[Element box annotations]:
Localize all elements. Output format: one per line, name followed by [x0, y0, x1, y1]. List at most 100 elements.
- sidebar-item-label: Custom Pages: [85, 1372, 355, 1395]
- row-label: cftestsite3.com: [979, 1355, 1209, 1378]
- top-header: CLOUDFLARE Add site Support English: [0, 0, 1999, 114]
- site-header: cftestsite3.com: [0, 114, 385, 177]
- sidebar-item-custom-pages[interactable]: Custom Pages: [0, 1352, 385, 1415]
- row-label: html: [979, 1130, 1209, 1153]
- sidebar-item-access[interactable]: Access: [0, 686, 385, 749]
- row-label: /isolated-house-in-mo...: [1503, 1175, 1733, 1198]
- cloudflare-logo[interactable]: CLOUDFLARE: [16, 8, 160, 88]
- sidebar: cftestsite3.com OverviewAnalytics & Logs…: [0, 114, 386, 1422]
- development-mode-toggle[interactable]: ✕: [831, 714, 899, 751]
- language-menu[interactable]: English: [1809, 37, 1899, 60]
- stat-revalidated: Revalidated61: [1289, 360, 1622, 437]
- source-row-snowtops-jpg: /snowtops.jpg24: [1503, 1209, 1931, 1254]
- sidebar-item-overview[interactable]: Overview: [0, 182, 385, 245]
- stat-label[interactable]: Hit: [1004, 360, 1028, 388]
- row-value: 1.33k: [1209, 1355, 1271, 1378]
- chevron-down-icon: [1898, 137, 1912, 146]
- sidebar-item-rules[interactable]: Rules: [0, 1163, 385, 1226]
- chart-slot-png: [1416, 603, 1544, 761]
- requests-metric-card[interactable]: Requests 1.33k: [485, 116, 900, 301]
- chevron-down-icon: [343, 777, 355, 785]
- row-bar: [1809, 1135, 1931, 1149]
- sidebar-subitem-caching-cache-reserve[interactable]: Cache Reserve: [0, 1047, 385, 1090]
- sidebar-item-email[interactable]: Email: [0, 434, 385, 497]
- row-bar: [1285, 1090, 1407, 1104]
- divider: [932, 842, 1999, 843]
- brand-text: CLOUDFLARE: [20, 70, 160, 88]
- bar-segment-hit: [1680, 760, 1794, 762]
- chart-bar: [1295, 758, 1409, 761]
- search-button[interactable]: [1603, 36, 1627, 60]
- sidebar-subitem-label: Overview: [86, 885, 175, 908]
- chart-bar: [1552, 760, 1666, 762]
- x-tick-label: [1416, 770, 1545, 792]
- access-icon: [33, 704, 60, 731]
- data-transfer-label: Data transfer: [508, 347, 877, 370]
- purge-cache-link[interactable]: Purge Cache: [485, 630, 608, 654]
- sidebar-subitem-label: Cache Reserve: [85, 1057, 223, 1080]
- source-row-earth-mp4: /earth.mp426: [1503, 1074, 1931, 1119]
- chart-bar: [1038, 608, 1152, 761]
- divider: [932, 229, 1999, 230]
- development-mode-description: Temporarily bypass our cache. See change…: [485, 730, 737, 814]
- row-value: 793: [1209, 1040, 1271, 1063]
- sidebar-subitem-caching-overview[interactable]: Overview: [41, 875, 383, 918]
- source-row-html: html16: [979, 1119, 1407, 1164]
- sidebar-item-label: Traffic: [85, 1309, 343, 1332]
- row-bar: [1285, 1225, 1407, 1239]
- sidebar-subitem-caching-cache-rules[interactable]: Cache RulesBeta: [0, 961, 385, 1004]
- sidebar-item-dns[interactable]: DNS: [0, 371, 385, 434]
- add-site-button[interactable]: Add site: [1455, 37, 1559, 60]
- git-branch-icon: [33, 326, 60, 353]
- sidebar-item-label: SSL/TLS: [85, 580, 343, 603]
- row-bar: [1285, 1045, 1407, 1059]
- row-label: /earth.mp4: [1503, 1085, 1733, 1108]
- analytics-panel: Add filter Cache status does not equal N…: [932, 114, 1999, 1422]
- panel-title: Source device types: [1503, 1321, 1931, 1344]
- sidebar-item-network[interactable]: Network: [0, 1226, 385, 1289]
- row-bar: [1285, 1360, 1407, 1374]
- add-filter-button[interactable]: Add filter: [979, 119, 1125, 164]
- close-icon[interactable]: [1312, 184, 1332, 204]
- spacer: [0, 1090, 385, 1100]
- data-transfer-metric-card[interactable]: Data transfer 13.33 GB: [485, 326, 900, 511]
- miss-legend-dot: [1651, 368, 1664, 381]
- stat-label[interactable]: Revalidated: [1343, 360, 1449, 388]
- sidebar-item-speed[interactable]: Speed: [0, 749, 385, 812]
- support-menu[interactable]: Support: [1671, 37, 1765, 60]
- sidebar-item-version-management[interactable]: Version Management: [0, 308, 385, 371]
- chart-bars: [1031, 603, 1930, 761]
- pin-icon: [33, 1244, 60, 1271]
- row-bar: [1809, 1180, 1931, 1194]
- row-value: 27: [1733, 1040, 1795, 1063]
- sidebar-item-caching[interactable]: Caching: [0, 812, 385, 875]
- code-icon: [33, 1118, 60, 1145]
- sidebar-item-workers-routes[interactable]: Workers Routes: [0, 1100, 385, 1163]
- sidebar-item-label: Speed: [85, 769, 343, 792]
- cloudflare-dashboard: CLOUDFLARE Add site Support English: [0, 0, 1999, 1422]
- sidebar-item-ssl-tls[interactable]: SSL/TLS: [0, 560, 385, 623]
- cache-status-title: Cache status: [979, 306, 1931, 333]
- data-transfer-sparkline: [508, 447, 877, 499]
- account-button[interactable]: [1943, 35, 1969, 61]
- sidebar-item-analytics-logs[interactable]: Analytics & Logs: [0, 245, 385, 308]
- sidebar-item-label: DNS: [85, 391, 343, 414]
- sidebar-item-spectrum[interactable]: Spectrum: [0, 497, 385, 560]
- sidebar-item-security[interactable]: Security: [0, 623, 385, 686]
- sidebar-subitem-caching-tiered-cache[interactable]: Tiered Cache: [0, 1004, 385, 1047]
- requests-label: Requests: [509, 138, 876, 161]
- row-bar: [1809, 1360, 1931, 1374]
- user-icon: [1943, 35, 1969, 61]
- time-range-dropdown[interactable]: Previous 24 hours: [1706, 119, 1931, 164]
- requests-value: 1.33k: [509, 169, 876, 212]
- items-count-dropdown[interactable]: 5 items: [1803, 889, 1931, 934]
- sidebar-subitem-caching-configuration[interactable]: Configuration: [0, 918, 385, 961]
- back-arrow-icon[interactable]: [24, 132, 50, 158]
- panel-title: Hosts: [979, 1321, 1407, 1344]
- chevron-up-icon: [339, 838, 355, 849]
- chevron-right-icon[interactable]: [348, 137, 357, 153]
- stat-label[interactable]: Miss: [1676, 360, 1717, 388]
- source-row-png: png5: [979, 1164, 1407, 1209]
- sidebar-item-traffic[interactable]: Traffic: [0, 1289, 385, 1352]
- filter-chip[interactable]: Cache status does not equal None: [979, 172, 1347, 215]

[WHAT NEEDS TO BE DONE]: Quote every line of the records above word for word, in the same order.

[EXERCISE ANSWER]:
Localize all elements. Output format: one per line, name followed by [x0, y0, x1, y1]. List at most 100 elements.
- sidebar-item-label: Custom Pages: [85, 1372, 355, 1395]
- row-label: cftestsite3.com: [979, 1355, 1209, 1378]
- top-header: CLOUDFLARE Add site Support English: [0, 0, 1999, 114]
- site-header: cftestsite3.com: [0, 114, 385, 177]
- sidebar-item-custom-pages[interactable]: Custom Pages: [0, 1352, 385, 1415]
- row-label: html: [979, 1130, 1209, 1153]
- sidebar-item-access[interactable]: Access: [0, 686, 385, 749]
- row-label: /isolated-house-in-mo...: [1503, 1175, 1733, 1198]
- cloudflare-logo[interactable]: CLOUDFLARE: [16, 8, 160, 88]
- sidebar: cftestsite3.com OverviewAnalytics & Logs…: [0, 114, 386, 1422]
- development-mode-toggle[interactable]: ✕: [831, 714, 899, 751]
- language-menu[interactable]: English: [1809, 37, 1899, 60]
- stat-revalidated: Revalidated61: [1289, 360, 1622, 437]
- source-row-snowtops-jpg: /snowtops.jpg24: [1503, 1209, 1931, 1254]
- sidebar-item-overview[interactable]: Overview: [0, 182, 385, 245]
- stat-label[interactable]: Hit: [1004, 360, 1028, 388]
- row-value: 1.33k: [1209, 1355, 1271, 1378]
- chevron-down-icon: [1898, 137, 1912, 146]
- sidebar-item-rules[interactable]: Rules: [0, 1163, 385, 1226]
- chart-slot-png: [1416, 603, 1544, 761]
- requests-metric-card[interactable]: Requests 1.33k: [485, 116, 900, 301]
- chevron-down-icon: [343, 777, 355, 785]
- row-bar: [1809, 1135, 1931, 1149]
- sidebar-subitem-caching-cache-reserve[interactable]: Cache Reserve: [0, 1047, 385, 1090]
- sidebar-item-email[interactable]: Email: [0, 434, 385, 497]
- row-bar: [1285, 1090, 1407, 1104]
- divider: [932, 842, 1999, 843]
- brand-text: CLOUDFLARE: [20, 70, 160, 88]
- bar-segment-hit: [1680, 760, 1794, 762]
- chart-bar: [1295, 758, 1409, 761]
- search-button[interactable]: [1603, 36, 1627, 60]
- sidebar-subitem-label: Overview: [86, 885, 175, 908]
- chart-bar: [1552, 760, 1666, 762]
- x-tick-label: [1416, 770, 1545, 792]
- access-icon: [33, 704, 60, 731]
- data-transfer-label: Data transfer: [508, 347, 877, 370]
- purge-cache-link[interactable]: Purge Cache: [485, 630, 608, 654]
- sidebar-subitem-label: Cache Reserve: [85, 1057, 223, 1080]
- source-row-earth-mp4: /earth.mp426: [1503, 1074, 1931, 1119]
- chart-bar: [1038, 608, 1152, 761]
- divider: [932, 229, 1999, 230]
- development-mode-description: Temporarily bypass our cache. See change…: [485, 730, 737, 814]
- row-value: 793: [1209, 1040, 1271, 1063]
- sidebar-subitem-caching-overview[interactable]: Overview: [41, 875, 383, 918]
- source-row-html: html16: [979, 1119, 1407, 1164]
- sidebar-item-label: Traffic: [85, 1309, 343, 1332]
- row-bar: [1285, 1225, 1407, 1239]
- sidebar-subitem-caching-cache-rules[interactable]: Cache RulesBeta: [0, 961, 385, 1004]
- sidebar-item-dns[interactable]: DNS: [0, 371, 385, 434]
- add-site-button[interactable]: Add site: [1455, 37, 1559, 60]
- git-branch-icon: [33, 326, 60, 353]
- sidebar-item-label: SSL/TLS: [85, 580, 343, 603]
- row-bar: [1285, 1045, 1407, 1059]
- row-label: /earth.mp4: [1503, 1085, 1733, 1108]
- analytics-panel: Add filter Cache status does not equal N…: [932, 114, 1999, 1422]
- panel-title: Source device types: [1503, 1321, 1931, 1344]
- sidebar-item-network[interactable]: Network: [0, 1226, 385, 1289]
- row-bar: [1285, 1360, 1407, 1374]
- add-filter-button[interactable]: Add filter: [979, 119, 1125, 164]
- close-icon[interactable]: [1312, 184, 1332, 204]
- spacer: [0, 1090, 385, 1100]
- data-transfer-metric-card[interactable]: Data transfer 13.33 GB: [485, 326, 900, 511]
- miss-legend-dot: [1651, 368, 1664, 381]
- stat-label[interactable]: Revalidated: [1343, 360, 1449, 388]
- sidebar-item-speed[interactable]: Speed: [0, 749, 385, 812]
- support-menu[interactable]: Support: [1671, 37, 1765, 60]
- sidebar-item-version-management[interactable]: Version Management: [0, 308, 385, 371]
- chart-bars: [1031, 603, 1930, 761]
- pin-icon: [33, 1244, 60, 1271]
- row-bar: [1809, 1180, 1931, 1194]
- row-value: 27: [1733, 1040, 1795, 1063]
- sidebar-item-caching[interactable]: Caching: [0, 812, 385, 875]
- code-icon: [33, 1118, 60, 1145]
- sidebar-item-workers-routes[interactable]: Workers Routes: [0, 1100, 385, 1163]
- sidebar-item-label: Speed: [85, 769, 343, 792]
- cloudflare-dashboard: CLOUDFLARE Add site Support English: [0, 0, 1999, 1422]
- sidebar-item-ssl-tls[interactable]: SSL/TLS: [0, 560, 385, 623]
- cache-status-title: Cache status: [979, 306, 1931, 333]
- data-transfer-sparkline: [508, 447, 877, 499]
- account-button[interactable]: [1943, 35, 1969, 61]
- sidebar-item-analytics-logs[interactable]: Analytics & Logs: [0, 245, 385, 308]
- sidebar-item-label: DNS: [85, 391, 343, 414]
- sidebar-item-spectrum[interactable]: Spectrum: [0, 497, 385, 560]
- sidebar-item-security[interactable]: Security: [0, 623, 385, 686]
- sidebar-subitem-caching-tiered-cache[interactable]: Tiered Cache: [0, 1004, 385, 1047]
- requests-label: Requests: [509, 138, 876, 161]
- row-bar: [1809, 1360, 1931, 1374]
- user-icon: [1943, 35, 1969, 61]
- time-range-dropdown[interactable]: Previous 24 hours: [1706, 119, 1931, 164]
- requests-value: 1.33k: [509, 169, 876, 212]
- items-count-dropdown[interactable]: 5 items: [1803, 889, 1931, 934]
- sidebar-subitem-caching-configuration[interactable]: Configuration: [0, 918, 385, 961]
- back-arrow-icon[interactable]: [24, 132, 50, 158]
- panel-title: Hosts: [979, 1321, 1407, 1344]
- chevron-up-icon: [339, 838, 355, 849]
- chevron-right-icon[interactable]: [348, 137, 357, 153]
- stat-label[interactable]: Miss: [1676, 360, 1717, 388]
- source-row-png: png5: [979, 1164, 1407, 1209]
- sidebar-item-traffic[interactable]: Traffic: [0, 1289, 385, 1352]
- filter-chip[interactable]: Cache status does not equal None: [979, 172, 1347, 215]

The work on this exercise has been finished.